◆ Material provided:

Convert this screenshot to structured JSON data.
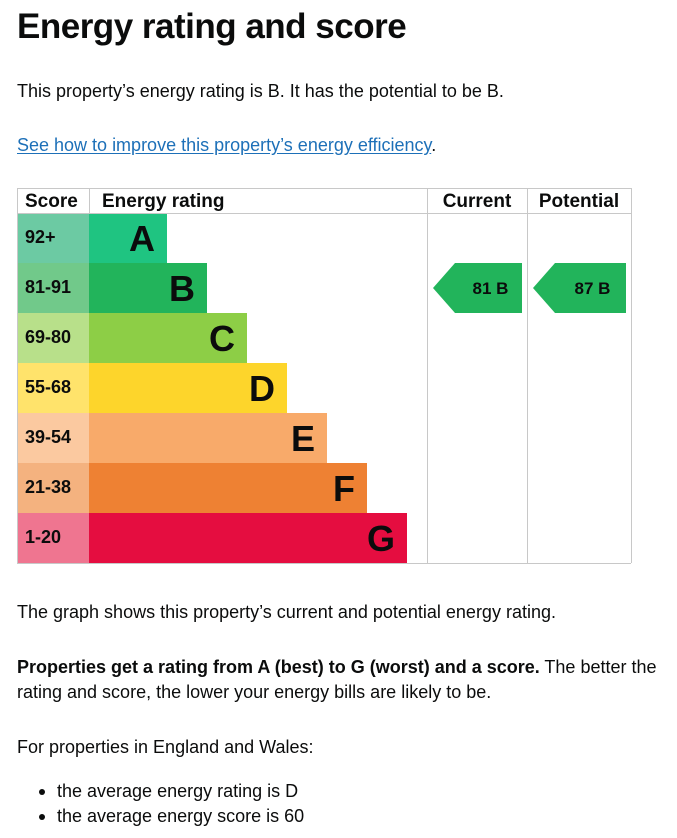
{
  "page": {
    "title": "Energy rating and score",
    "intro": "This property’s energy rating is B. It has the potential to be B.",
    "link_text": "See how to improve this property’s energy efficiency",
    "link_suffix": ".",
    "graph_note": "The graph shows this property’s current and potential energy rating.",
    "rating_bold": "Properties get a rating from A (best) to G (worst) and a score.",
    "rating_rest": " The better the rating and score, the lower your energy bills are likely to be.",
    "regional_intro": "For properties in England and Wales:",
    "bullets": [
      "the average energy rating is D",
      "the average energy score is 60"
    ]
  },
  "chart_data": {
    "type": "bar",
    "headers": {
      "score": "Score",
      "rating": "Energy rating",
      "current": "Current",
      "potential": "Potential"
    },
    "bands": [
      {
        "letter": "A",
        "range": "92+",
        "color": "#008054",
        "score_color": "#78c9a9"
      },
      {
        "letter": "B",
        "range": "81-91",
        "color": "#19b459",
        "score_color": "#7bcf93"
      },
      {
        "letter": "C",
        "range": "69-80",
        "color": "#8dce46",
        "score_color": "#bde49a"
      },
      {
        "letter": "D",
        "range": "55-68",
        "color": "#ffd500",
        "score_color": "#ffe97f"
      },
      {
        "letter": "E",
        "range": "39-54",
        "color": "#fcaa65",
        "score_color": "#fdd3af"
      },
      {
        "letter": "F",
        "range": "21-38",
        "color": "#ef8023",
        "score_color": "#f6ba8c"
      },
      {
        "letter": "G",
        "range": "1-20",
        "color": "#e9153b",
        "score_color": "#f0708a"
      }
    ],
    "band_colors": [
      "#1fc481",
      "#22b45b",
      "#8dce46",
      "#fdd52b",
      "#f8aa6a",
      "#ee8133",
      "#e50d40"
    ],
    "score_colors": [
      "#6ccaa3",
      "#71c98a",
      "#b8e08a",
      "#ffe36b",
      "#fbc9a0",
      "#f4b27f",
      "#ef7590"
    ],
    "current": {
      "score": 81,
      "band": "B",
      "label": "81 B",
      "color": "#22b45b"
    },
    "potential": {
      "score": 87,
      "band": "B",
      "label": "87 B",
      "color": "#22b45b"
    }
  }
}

◆ What you are asked to do:
Write out the records above exactly as they stand, leaving out every picture.

◆ Exercise result:
Convert this screenshot to structured JSON data.
{
  "page": {
    "title": "Energy rating and score",
    "intro": "This property’s energy rating is B. It has the potential to be B.",
    "link_text": "See how to improve this property’s energy efficiency",
    "link_suffix": ".",
    "graph_note": "The graph shows this property’s current and potential energy rating.",
    "rating_bold": "Properties get a rating from A (best) to G (worst) and a score.",
    "rating_rest": " The better the rating and score, the lower your energy bills are likely to be.",
    "regional_intro": "For properties in England and Wales:",
    "bullets": [
      "the average energy rating is D",
      "the average energy score is 60"
    ]
  },
  "chart_data": {
    "type": "bar",
    "headers": {
      "score": "Score",
      "rating": "Energy rating",
      "current": "Current",
      "potential": "Potential"
    },
    "bands": [
      {
        "letter": "A",
        "range": "92+",
        "color": "#008054",
        "score_color": "#78c9a9"
      },
      {
        "letter": "B",
        "range": "81-91",
        "color": "#19b459",
        "score_color": "#7bcf93"
      },
      {
        "letter": "C",
        "range": "69-80",
        "color": "#8dce46",
        "score_color": "#bde49a"
      },
      {
        "letter": "D",
        "range": "55-68",
        "color": "#ffd500",
        "score_color": "#ffe97f"
      },
      {
        "letter": "E",
        "range": "39-54",
        "color": "#fcaa65",
        "score_color": "#fdd3af"
      },
      {
        "letter": "F",
        "range": "21-38",
        "color": "#ef8023",
        "score_color": "#f6ba8c"
      },
      {
        "letter": "G",
        "range": "1-20",
        "color": "#e9153b",
        "score_color": "#f0708a"
      }
    ],
    "band_colors": [
      "#1fc481",
      "#22b45b",
      "#8dce46",
      "#fdd52b",
      "#f8aa6a",
      "#ee8133",
      "#e50d40"
    ],
    "score_colors": [
      "#6ccaa3",
      "#71c98a",
      "#b8e08a",
      "#ffe36b",
      "#fbc9a0",
      "#f4b27f",
      "#ef7590"
    ],
    "current": {
      "score": 81,
      "band": "B",
      "label": "81 B",
      "color": "#22b45b"
    },
    "potential": {
      "score": 87,
      "band": "B",
      "label": "87 B",
      "color": "#22b45b"
    }
  }
}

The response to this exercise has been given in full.